# START OF Entries provided

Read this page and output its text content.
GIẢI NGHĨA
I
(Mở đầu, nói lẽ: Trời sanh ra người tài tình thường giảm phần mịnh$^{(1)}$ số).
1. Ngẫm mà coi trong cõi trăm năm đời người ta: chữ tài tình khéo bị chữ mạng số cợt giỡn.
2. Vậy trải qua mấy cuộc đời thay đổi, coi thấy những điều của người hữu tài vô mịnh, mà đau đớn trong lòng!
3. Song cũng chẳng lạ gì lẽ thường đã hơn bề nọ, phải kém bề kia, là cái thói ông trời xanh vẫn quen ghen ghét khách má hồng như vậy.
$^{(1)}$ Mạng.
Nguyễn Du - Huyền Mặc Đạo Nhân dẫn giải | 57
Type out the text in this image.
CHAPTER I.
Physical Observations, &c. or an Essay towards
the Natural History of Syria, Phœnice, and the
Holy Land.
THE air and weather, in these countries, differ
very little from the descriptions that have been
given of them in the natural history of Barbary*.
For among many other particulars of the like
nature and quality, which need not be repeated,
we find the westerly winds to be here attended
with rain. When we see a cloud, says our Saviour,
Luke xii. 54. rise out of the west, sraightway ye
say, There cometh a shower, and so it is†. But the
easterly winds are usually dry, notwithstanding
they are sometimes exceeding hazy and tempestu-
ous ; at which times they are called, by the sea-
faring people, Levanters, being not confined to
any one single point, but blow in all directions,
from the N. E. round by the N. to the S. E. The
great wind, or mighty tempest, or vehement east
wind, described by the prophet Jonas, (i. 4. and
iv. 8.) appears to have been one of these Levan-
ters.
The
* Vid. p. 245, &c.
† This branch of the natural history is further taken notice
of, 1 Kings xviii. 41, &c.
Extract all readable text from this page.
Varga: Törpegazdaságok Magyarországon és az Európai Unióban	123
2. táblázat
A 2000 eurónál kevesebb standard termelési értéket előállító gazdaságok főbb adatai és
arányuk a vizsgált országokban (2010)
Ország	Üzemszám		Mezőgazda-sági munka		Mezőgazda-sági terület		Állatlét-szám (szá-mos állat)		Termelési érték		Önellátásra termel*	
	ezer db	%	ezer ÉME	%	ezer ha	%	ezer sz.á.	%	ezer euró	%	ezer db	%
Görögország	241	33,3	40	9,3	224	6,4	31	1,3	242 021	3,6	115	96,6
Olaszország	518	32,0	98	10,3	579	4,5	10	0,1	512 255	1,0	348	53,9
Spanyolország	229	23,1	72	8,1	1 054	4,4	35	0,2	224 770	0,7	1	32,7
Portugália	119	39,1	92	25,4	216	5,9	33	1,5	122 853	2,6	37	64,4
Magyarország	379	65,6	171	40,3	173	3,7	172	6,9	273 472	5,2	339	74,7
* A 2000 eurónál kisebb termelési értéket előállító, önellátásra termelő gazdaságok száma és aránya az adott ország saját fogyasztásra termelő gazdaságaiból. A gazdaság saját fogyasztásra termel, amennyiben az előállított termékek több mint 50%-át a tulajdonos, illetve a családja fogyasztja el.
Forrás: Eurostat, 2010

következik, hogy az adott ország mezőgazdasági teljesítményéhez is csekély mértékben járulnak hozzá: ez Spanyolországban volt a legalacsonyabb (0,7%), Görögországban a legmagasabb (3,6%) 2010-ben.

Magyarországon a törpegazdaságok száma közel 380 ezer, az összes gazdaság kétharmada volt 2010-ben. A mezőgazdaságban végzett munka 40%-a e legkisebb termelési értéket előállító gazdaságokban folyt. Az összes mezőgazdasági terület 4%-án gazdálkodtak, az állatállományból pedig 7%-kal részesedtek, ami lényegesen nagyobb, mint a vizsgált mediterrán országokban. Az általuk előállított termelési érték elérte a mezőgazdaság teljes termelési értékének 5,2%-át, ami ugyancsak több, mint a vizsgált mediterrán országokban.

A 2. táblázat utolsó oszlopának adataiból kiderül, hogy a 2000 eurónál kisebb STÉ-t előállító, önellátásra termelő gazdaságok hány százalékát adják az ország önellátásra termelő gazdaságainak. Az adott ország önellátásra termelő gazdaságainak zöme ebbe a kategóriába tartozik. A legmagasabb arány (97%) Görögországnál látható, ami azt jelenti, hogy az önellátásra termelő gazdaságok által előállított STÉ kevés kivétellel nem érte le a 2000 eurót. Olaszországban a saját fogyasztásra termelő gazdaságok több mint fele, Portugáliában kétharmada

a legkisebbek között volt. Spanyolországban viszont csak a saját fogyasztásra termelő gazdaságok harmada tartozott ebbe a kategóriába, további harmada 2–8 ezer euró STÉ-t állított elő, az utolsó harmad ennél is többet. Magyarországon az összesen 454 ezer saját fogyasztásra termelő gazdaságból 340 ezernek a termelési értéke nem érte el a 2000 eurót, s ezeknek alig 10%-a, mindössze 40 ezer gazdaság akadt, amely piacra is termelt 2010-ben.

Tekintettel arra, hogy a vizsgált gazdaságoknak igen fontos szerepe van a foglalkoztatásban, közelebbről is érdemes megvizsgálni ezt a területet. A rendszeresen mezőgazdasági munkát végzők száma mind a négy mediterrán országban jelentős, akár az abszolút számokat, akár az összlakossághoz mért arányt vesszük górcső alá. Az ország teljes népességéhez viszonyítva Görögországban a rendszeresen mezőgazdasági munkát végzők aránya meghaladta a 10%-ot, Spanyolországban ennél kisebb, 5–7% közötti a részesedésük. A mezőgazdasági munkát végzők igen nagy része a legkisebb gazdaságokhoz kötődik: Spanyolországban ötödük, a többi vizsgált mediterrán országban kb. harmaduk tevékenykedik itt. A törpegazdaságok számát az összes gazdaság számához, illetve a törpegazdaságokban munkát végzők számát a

# END OF Entries provided

Copy out all lines from the material above that contain the string "which".

nature and quality, which need not be repeated,
ous ; at which times they are called, by the sea-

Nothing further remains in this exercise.